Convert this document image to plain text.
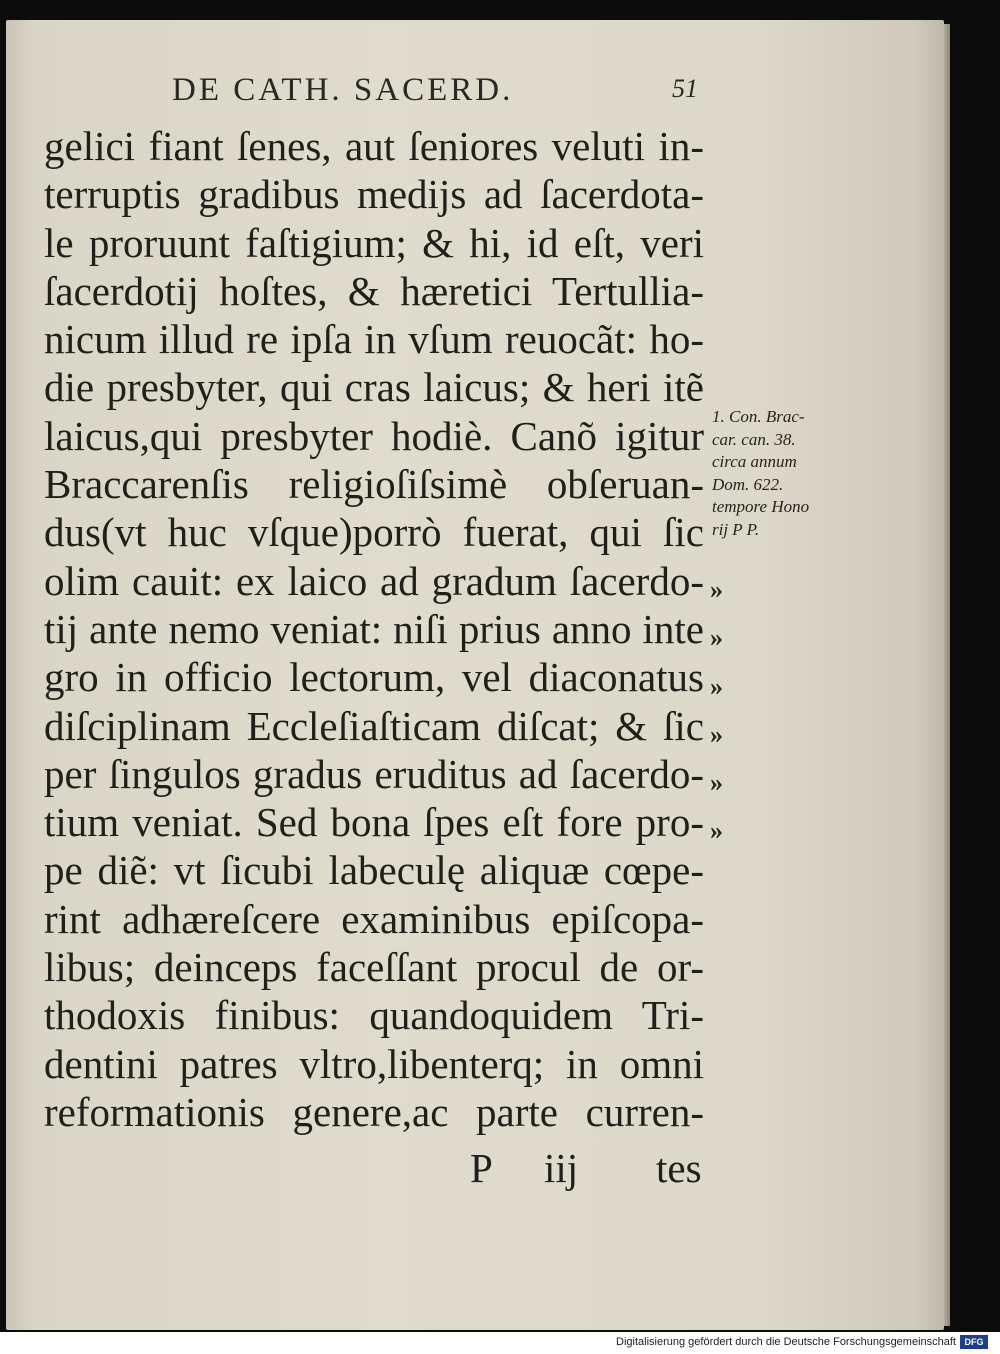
DE CATH. SACERD.	51
gelici fiant ſenes, aut ſeniores veluti in-
terruptis gradibus medijs ad ſacerdota-
le proruunt faſtigium; & hi, id eſt, veri
ſacerdotij hoſtes, & hæretici Tertullia-
nicum illud re ipſa in vſum reuocãt: ho-
die presbyter, qui cras laicus; & heri itẽ
laicus,qui presbyter hodiè. Canõ igitur
Braccarenſis religioſiſsimè obſeruan-
dus(vt huc vſque)porrò fuerat, qui ſic
olim cauit: ex laico ad gradum ſacerdo-
tij ante nemo veniat: niſi prius anno inte
gro in officio lectorum, vel diaconatus
diſciplinam Eccleſiaſticam diſcat; & ſic
per ſingulos gradus eruditus ad ſacerdo-
tium veniat. Sed bona ſpes eſt fore pro-
pe diẽ: vt ſicubi labeculę aliquæ cœpe-
rint adhæreſcere examinibus epiſcopa-
libus; deinceps faceſſant procul de or-
thodoxis finibus: quandoquidem Tri-
dentini patres vltro,libenterq; in omni
reformationis genere,ac parte curren-
P iij tes
1. Con. Brac-
car. can. 38.
circa annum
Dom. 622.
tempore Hono
rij P P.
»
»
»
»
»
»
Digitalisierung gefördert durch die Deutsche Forschungsgemeinschaft DFG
- - - - -
Quote all the lines above exactly as given. Do not include the pictures.

Convert this document image to plain text.
DE CATH. SACERD.	51
gelici fiant ſenes, aut ſeniores veluti in-
terruptis gradibus medijs ad ſacerdota-
le proruunt faſtigium; & hi, id eſt, veri
ſacerdotij hoſtes, & hæretici Tertullia-
nicum illud re ipſa in vſum reuocãt: ho-
die presbyter, qui cras laicus; & heri itẽ
laicus,qui presbyter hodiè. Canõ igitur
Braccarenſis religioſiſsimè obſeruan-
dus(vt huc vſque)porrò fuerat, qui ſic
olim cauit: ex laico ad gradum ſacerdo-
tij ante nemo veniat: niſi prius anno inte
gro in officio lectorum, vel diaconatus
diſciplinam Eccleſiaſticam diſcat; & ſic
per ſingulos gradus eruditus ad ſacerdo-
tium veniat. Sed bona ſpes eſt fore pro-
pe diẽ: vt ſicubi labeculę aliquæ cœpe-
rint adhæreſcere examinibus epiſcopa-
libus; deinceps faceſſant procul de or-
thodoxis finibus: quandoquidem Tri-
dentini patres vltro,libenterq; in omni
reformationis genere,ac parte curren-
P iij tes
1. Con. Brac-
car. can. 38.
circa annum
Dom. 622.
tempore Hono
rij P P.
»
»
»
»
»
»
Digitalisierung gefördert durch die Deutsche Forschungsgemeinschaft DFG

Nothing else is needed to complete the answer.